──────── Records supplied

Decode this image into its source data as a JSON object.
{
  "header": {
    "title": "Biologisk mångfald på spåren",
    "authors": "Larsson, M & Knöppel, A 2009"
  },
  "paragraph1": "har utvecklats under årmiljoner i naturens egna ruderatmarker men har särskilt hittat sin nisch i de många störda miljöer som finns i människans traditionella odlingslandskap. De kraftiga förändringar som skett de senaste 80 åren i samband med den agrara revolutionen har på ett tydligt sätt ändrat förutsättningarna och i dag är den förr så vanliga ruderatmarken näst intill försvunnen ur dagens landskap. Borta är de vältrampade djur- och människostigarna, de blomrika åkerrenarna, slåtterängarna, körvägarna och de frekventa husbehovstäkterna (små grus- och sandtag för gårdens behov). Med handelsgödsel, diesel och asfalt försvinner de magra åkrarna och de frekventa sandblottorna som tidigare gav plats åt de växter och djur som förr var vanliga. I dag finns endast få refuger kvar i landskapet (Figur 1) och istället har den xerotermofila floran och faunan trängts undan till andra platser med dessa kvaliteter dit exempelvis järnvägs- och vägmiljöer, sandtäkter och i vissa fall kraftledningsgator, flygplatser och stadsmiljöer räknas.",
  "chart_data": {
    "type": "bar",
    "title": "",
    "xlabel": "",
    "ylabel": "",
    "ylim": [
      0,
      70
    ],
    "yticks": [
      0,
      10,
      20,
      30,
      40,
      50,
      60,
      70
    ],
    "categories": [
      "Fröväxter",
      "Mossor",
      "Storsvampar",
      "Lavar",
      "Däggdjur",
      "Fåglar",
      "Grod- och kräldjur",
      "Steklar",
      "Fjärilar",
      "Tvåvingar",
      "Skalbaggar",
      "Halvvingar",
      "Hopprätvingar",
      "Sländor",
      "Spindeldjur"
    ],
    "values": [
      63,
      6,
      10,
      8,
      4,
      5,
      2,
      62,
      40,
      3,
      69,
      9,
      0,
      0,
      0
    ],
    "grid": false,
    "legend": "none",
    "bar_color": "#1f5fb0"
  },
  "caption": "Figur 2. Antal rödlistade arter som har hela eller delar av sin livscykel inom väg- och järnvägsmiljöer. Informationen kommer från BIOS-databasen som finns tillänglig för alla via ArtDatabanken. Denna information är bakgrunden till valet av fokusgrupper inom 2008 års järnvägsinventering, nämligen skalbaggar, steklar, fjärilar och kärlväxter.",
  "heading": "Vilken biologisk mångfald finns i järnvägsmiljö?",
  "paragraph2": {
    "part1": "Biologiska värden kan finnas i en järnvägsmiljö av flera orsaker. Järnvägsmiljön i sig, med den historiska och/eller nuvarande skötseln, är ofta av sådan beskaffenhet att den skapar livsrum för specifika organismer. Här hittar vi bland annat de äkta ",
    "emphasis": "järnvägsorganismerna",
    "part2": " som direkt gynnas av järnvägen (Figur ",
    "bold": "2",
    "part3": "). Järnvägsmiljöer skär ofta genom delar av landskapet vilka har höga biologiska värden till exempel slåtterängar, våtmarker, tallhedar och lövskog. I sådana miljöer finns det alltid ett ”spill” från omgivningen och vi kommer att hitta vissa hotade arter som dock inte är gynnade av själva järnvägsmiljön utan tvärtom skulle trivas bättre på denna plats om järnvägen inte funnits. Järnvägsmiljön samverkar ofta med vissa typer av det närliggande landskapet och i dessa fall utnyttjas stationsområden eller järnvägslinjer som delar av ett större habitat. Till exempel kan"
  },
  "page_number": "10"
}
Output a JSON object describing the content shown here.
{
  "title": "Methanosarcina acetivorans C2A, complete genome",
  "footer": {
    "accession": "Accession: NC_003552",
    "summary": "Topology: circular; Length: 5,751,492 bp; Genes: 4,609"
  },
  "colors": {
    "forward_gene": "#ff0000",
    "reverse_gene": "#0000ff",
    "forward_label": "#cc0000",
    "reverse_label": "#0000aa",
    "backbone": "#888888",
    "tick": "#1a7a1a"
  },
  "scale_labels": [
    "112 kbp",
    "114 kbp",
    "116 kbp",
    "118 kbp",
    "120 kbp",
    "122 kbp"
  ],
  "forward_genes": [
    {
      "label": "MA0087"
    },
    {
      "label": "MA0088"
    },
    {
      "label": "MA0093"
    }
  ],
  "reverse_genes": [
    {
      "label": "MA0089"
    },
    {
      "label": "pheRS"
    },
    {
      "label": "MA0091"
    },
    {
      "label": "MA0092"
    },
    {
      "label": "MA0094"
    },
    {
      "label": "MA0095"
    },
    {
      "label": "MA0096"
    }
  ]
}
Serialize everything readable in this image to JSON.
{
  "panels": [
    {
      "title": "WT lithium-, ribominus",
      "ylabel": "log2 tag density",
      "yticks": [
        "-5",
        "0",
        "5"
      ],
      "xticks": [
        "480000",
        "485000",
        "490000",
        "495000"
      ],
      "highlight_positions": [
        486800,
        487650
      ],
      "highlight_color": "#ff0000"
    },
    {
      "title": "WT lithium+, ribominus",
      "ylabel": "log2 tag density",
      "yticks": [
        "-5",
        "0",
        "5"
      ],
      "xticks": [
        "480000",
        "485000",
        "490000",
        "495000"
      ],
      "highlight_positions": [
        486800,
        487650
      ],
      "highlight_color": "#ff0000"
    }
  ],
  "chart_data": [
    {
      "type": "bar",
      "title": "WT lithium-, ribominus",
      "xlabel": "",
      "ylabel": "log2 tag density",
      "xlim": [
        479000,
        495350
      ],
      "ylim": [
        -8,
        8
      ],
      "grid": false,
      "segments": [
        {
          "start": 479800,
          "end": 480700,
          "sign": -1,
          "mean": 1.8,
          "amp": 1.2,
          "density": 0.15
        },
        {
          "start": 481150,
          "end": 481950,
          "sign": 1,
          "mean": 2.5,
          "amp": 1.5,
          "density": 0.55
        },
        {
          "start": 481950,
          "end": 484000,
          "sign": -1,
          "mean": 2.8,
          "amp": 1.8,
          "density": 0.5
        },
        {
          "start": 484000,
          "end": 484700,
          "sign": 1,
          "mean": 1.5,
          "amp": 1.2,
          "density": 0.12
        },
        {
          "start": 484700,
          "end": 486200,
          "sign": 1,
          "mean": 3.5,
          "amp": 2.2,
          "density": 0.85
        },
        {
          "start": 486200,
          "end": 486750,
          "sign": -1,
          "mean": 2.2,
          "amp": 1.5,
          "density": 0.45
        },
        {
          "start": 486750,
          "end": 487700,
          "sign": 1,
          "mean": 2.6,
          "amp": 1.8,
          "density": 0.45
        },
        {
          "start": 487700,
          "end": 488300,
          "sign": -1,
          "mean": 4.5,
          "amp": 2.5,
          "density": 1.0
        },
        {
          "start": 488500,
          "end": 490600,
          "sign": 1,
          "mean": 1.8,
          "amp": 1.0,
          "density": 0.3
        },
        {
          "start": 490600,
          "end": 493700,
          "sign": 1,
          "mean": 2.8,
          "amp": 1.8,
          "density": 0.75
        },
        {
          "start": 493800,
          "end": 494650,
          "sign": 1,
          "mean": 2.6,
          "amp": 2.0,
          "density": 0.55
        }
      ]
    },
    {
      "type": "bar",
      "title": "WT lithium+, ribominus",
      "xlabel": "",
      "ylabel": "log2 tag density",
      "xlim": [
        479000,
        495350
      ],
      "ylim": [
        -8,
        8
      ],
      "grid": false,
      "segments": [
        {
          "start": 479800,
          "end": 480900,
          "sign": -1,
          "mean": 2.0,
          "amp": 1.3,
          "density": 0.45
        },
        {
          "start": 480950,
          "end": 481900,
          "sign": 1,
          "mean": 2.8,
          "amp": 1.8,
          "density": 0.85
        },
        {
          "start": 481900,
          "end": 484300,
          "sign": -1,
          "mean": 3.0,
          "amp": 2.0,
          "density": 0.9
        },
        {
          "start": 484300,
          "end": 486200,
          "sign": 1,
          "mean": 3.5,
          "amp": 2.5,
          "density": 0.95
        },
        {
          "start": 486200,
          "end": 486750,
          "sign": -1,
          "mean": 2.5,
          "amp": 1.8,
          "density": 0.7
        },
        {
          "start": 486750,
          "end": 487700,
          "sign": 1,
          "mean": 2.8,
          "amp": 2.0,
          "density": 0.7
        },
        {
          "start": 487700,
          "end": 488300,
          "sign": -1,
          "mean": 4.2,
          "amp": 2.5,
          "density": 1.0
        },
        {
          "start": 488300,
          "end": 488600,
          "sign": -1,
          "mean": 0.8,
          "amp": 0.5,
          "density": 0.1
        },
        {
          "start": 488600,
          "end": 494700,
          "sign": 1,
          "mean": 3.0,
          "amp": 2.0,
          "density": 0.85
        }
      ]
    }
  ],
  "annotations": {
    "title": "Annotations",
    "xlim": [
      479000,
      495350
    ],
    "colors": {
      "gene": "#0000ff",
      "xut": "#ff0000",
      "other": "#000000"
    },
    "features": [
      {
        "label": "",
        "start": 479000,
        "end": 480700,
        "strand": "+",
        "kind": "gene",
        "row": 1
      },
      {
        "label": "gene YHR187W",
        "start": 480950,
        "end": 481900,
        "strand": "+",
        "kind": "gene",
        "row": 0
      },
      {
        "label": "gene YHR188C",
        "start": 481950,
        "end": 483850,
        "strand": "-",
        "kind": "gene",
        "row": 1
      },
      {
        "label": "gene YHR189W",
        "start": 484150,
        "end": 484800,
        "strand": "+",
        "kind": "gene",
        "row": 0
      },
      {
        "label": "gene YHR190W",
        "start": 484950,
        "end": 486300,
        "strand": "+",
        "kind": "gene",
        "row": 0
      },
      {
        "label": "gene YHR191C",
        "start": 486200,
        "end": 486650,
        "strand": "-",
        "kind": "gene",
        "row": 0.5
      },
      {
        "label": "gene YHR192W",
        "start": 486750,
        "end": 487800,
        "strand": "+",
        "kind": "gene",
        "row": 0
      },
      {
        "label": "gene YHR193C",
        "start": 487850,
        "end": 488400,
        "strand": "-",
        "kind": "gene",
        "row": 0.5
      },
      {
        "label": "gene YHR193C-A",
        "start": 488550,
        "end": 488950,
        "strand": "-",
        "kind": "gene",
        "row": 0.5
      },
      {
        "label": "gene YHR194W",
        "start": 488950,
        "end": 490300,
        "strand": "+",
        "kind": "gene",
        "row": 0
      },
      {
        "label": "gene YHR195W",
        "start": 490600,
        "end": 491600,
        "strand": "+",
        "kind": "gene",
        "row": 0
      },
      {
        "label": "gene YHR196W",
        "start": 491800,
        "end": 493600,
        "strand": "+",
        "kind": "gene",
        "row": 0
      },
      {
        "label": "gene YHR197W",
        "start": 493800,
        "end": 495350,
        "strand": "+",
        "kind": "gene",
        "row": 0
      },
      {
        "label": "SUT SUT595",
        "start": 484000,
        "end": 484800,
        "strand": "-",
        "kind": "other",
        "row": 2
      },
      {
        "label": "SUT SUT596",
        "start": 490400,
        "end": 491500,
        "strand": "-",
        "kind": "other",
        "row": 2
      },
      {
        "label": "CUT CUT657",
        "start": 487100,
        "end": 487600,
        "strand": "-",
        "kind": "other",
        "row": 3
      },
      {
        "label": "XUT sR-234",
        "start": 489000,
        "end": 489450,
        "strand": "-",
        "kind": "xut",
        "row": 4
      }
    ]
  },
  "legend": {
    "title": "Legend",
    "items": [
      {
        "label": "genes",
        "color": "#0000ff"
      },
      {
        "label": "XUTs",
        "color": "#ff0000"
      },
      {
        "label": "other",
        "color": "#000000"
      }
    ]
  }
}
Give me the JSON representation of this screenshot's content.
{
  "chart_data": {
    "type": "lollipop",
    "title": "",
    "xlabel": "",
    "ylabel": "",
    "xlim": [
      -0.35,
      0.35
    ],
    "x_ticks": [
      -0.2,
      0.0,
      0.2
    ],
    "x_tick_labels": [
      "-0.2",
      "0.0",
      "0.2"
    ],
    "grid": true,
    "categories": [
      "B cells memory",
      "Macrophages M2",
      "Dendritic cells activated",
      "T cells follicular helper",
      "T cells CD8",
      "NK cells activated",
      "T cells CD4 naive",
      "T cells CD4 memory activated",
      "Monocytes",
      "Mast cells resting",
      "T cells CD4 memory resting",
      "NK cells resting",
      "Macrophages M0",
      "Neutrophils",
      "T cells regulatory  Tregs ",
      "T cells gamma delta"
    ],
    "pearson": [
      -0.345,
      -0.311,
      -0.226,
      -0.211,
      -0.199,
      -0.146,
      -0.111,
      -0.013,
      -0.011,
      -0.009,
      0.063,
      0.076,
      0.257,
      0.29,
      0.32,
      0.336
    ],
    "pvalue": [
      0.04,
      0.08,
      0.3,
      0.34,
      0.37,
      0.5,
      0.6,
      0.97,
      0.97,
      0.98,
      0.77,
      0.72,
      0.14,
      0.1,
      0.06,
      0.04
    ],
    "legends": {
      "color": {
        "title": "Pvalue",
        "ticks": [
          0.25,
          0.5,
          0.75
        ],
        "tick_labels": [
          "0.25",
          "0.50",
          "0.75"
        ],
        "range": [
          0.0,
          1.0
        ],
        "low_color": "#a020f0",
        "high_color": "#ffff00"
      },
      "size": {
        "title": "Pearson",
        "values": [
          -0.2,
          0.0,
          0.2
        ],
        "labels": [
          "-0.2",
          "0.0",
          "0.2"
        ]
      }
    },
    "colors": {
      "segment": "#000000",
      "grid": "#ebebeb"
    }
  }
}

────────────────

• _Task_: What lines in the material mention "this"? Copy every one of them.

• _Task result_:
Decode this image into its source data as a JSON object.
Serialize everything readable in this image to JSON.
Give me the JSON representation of this screenshot's content.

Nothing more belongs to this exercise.